### AIM OF THE EXERCISE
Copy each of the records below word for word, keeping every line in its original order.

### INPUT MATERIAL
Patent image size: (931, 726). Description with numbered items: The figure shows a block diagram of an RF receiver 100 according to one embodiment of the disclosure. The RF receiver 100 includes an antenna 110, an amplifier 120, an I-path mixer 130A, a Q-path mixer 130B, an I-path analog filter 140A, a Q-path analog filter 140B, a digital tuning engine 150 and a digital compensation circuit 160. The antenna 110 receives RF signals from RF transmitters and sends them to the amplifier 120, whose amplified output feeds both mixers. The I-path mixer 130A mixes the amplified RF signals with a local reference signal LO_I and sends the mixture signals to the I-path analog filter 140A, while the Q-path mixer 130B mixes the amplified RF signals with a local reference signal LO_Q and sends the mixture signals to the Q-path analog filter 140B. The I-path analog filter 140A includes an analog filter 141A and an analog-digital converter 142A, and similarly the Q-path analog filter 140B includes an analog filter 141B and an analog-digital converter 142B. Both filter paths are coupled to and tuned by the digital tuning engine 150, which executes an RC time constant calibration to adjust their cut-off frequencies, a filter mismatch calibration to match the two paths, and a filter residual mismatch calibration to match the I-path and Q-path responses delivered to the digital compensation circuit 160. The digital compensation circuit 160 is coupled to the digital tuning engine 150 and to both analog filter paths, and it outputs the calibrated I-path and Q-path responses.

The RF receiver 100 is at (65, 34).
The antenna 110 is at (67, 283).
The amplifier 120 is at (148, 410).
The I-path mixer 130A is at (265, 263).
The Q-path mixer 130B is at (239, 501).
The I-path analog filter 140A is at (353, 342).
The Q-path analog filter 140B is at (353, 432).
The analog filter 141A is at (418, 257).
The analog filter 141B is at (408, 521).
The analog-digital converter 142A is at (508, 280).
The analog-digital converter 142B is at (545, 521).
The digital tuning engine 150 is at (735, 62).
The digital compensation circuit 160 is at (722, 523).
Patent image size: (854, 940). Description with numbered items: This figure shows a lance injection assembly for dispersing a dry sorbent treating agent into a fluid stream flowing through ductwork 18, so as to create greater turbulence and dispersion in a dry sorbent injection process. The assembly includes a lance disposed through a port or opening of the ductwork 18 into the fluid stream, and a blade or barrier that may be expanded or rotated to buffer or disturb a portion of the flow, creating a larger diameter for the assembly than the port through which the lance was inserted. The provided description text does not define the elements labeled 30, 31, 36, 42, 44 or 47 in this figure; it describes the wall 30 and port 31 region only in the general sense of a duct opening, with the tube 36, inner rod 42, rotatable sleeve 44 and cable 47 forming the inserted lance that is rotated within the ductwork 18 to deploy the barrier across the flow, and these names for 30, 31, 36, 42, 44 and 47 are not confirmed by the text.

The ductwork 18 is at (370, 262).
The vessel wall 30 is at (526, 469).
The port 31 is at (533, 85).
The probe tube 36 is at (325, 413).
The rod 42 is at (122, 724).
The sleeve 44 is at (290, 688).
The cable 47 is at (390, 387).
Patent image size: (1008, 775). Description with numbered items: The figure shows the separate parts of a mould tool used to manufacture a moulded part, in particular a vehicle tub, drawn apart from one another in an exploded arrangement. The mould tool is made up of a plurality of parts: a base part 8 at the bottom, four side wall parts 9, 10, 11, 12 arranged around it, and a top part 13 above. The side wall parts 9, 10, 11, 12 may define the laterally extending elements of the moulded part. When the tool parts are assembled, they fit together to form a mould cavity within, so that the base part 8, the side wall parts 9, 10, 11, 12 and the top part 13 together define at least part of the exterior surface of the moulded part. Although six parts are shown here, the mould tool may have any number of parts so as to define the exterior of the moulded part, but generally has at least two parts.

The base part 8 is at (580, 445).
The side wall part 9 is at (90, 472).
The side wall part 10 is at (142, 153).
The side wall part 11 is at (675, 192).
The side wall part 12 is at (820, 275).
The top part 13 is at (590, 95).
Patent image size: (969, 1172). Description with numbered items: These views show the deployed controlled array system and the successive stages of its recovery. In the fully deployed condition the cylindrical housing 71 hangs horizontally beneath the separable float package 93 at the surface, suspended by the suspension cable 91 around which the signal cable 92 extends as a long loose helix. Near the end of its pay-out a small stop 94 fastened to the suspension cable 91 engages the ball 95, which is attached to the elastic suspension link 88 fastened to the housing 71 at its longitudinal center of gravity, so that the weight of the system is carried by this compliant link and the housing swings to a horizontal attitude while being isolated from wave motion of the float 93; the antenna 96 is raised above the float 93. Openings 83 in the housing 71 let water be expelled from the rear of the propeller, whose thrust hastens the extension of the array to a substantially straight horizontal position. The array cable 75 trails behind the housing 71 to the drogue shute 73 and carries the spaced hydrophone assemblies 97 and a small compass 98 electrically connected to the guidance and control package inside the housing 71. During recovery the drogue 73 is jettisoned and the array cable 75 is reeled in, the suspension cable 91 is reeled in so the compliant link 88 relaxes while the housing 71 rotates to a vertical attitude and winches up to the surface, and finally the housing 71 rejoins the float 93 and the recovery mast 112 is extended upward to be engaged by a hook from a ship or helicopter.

### SOLUTION
Patent image size: (931, 726). Description with numbered items: The figure shows a block diagram of an RF receiver 100 according to one embodiment of the disclosure. The RF receiver 100 includes an antenna 110, an amplifier 120, an I-path mixer 130A, a Q-path mixer 130B, an I-path analog filter 140A, a Q-path analog filter 140B, a digital tuning engine 150 and a digital compensation circuit 160. The antenna 110 receives RF signals from RF transmitters and sends them to the amplifier 120, whose amplified output feeds both mixers. The I-path mixer 130A mixes the amplified RF signals with a local reference signal LO_I and sends the mixture signals to the I-path analog filter 140A, while the Q-path mixer 130B mixes the amplified RF signals with a local reference signal LO_Q and sends the mixture signals to the Q-path analog filter 140B. The I-path analog filter 140A includes an analog filter 141A and an analog-digital converter 142A, and similarly the Q-path analog filter 140B includes an analog filter 141B and an analog-digital converter 142B. Both filter paths are coupled to and tuned by the digital tuning engine 150, which executes an RC time constant calibration to adjust their cut-off frequencies, a filter mismatch calibration to match the two paths, and a filter residual mismatch calibration to match the I-path and Q-path responses delivered to the digital compensation circuit 160. The digital compensation circuit 160 is coupled to the digital tuning engine 150 and to both analog filter paths, and it outputs the calibrated I-path and Q-path responses.

The RF receiver 100 is at (65, 34).
The antenna 110 is at (67, 283).
The amplifier 120 is at (148, 410).
The I-path mixer 130A is at (265, 263).
The Q-path mixer 130B is at (239, 501).
The I-path analog filter 140A is at (353, 342).
The Q-path analog filter 140B is at (353, 432).
The analog filter 141A is at (418, 257).
The analog filter 141B is at (408, 521).
The analog-digital converter 142A is at (508, 280).
The analog-digital converter 142B is at (545, 521).
The digital tuning engine 150 is at (735, 62).
The digital compensation circuit 160 is at (722, 523).
Patent image size: (854, 940). Description with numbered items: This figure shows a lance injection assembly for dispersing a dry sorbent treating agent into a fluid stream flowing through ductwork 18, so as to create greater turbulence and dispersion in a dry sorbent injection process. The assembly includes a lance disposed through a port or opening of the ductwork 18 into the fluid stream, and a blade or barrier that may be expanded or rotated to buffer or disturb a portion of the flow, creating a larger diameter for the assembly than the port through which the lance was inserted. The provided description text does not define the elements labeled 30, 31, 36, 42, 44 or 47 in this figure; it describes the wall 30 and port 31 region only in the general sense of a duct opening, with the tube 36, inner rod 42, rotatable sleeve 44 and cable 47 forming the inserted lance that is rotated within the ductwork 18 to deploy the barrier across the flow, and these names for 30, 31, 36, 42, 44 and 47 are not confirmed by the text.

The ductwork 18 is at (370, 262).
The vessel wall 30 is at (526, 469).
The port 31 is at (533, 85).
The probe tube 36 is at (325, 413).
The rod 42 is at (122, 724).
The sleeve 44 is at (290, 688).
The cable 47 is at (390, 387).
Patent image size: (1008, 775). Description with numbered items: The figure shows the separate parts of a mould tool used to manufacture a moulded part, in particular a vehicle tub, drawn apart from one another in an exploded arrangement. The mould tool is made up of a plurality of parts: a base part 8 at the bottom, four side wall parts 9, 10, 11, 12 arranged around it, and a top part 13 above. The side wall parts 9, 10, 11, 12 may define the laterally extending elements of the moulded part. When the tool parts are assembled, they fit together to form a mould cavity within, so that the base part 8, the side wall parts 9, 10, 11, 12 and the top part 13 together define at least part of the exterior surface of the moulded part. Although six parts are shown here, the mould tool may have any number of parts so as to define the exterior of the moulded part, but generally has at least two parts.

The base part 8 is at (580, 445).
The side wall part 9 is at (90, 472).
The side wall part 10 is at (142, 153).
The side wall part 11 is at (675, 192).
The side wall part 12 is at (820, 275).
The top part 13 is at (590, 95).
Patent image size: (969, 1172). Description with numbered items: These views show the deployed controlled array system and the successive stages of its recovery. In the fully deployed condition the cylindrical housing 71 hangs horizontally beneath the separable float package 93 at the surface, suspended by the suspension cable 91 around which the signal cable 92 extends as a long loose helix. Near the end of its pay-out a small stop 94 fastened to the suspension cable 91 engages the ball 95, which is attached to the elastic suspension link 88 fastened to the housing 71 at its longitudinal center of gravity, so that the weight of the system is carried by this compliant link and the housing swings to a horizontal attitude while being isolated from wave motion of the float 93; the antenna 96 is raised above the float 93. Openings 83 in the housing 71 let water be expelled from the rear of the propeller, whose thrust hastens the extension of the array to a substantially straight horizontal position. The array cable 75 trails behind the housing 71 to the drogue shute 73 and carries the spaced hydrophone assemblies 97 and a small compass 98 electrically connected to the guidance and control package inside the housing 71. During recovery the drogue 73 is jettisoned and the array cable 75 is reeled in, the suspension cable 91 is reeled in so the compliant link 88 relaxes while the housing 71 rotates to a vertical attitude and winches up to the surface, and finally the housing 71 rejoins the float 93 and the recovery mast 112 is extended upward to be engaged by a hook from a ship or helicopter.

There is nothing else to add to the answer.